*Required task*. Reproduce the material exactly, omitting nothing.

____ Extracted entries

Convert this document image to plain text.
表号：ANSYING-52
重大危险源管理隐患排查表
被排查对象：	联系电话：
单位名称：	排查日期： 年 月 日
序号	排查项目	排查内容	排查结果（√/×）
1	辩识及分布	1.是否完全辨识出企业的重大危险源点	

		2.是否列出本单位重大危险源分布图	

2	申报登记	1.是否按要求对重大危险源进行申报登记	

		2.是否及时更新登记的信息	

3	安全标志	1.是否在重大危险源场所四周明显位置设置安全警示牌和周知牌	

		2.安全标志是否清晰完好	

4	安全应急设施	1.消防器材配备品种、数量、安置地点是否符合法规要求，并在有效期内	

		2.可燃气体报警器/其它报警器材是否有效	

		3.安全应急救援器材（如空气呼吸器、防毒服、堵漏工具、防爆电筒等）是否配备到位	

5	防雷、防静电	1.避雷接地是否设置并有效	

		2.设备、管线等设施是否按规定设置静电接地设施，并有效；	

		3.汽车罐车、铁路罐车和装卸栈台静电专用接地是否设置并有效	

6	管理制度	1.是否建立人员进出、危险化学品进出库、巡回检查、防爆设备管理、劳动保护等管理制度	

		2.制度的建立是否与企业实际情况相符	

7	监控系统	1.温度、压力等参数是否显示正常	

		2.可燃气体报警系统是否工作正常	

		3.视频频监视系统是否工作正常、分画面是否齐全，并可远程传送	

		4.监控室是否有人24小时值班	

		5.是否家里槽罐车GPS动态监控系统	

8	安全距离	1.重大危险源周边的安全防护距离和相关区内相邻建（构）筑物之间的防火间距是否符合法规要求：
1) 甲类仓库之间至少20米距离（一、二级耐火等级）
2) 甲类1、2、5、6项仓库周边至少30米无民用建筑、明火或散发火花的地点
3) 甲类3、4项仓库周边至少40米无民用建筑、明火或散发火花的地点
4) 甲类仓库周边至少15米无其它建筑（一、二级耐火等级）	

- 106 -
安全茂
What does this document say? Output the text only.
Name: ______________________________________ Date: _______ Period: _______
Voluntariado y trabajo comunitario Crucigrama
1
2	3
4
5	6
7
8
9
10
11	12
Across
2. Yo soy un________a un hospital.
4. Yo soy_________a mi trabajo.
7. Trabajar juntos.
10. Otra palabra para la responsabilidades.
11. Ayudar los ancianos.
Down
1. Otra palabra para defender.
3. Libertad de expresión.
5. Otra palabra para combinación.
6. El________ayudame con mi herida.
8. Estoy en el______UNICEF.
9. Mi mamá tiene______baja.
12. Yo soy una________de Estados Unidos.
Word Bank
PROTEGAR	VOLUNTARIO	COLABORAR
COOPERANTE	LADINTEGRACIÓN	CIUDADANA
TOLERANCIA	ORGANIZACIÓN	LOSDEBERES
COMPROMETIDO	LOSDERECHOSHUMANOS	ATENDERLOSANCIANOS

________

*Result of the exercise*.
Convert this document image to plain text.
表号：ANSYING-52
重大危险源管理隐患排查表
被排查对象：	联系电话：
单位名称：	排查日期： 年 月 日
序号	排查项目	排查内容	排查结果（√/×）
1	辩识及分布	1.是否完全辨识出企业的重大危险源点	

		2.是否列出本单位重大危险源分布图	

2	申报登记	1.是否按要求对重大危险源进行申报登记	

		2.是否及时更新登记的信息	

3	安全标志	1.是否在重大危险源场所四周明显位置设置安全警示牌和周知牌	

		2.安全标志是否清晰完好	

4	安全应急设施	1.消防器材配备品种、数量、安置地点是否符合法规要求，并在有效期内	

		2.可燃气体报警器/其它报警器材是否有效	

		3.安全应急救援器材（如空气呼吸器、防毒服、堵漏工具、防爆电筒等）是否配备到位	

5	防雷、防静电	1.避雷接地是否设置并有效	

		2.设备、管线等设施是否按规定设置静电接地设施，并有效；	

		3.汽车罐车、铁路罐车和装卸栈台静电专用接地是否设置并有效	

6	管理制度	1.是否建立人员进出、危险化学品进出库、巡回检查、防爆设备管理、劳动保护等管理制度	

		2.制度的建立是否与企业实际情况相符	

7	监控系统	1.温度、压力等参数是否显示正常	

		2.可燃气体报警系统是否工作正常	

		3.视频频监视系统是否工作正常、分画面是否齐全，并可远程传送	

		4.监控室是否有人24小时值班	

		5.是否家里槽罐车GPS动态监控系统	

8	安全距离	1.重大危险源周边的安全防护距离和相关区内相邻建（构）筑物之间的防火间距是否符合法规要求：
1) 甲类仓库之间至少20米距离（一、二级耐火等级）
2) 甲类1、2、5、6项仓库周边至少30米无民用建筑、明火或散发火花的地点
3) 甲类3、4项仓库周边至少40米无民用建筑、明火或散发火花的地点
4) 甲类仓库周边至少15米无其它建筑（一、二级耐火等级）	

- 106 -
安全茂
What does this document say? Output the text only.
Name: ______________________________________ Date: _______ Period: _______
Voluntariado y trabajo comunitario Crucigrama
1
2	3
4
5	6
7
8
9
10
11	12
Across
2. Yo soy un________a un hospital.
4. Yo soy_________a mi trabajo.
7. Trabajar juntos.
10. Otra palabra para la responsabilidades.
11. Ayudar los ancianos.
Down
1. Otra palabra para defender.
3. Libertad de expresión.
5. Otra palabra para combinación.
6. El________ayudame con mi herida.
8. Estoy en el______UNICEF.
9. Mi mamá tiene______baja.
12. Yo soy una________de Estados Unidos.
Word Bank
PROTEGAR	VOLUNTARIO	COLABORAR
COOPERANTE	LADINTEGRACIÓN	CIUDADANA
TOLERANCIA	ORGANIZACIÓN	LOSDEBERES
COMPROMETIDO	LOSDERECHOSHUMANOS	ATENDERLOSANCIANOS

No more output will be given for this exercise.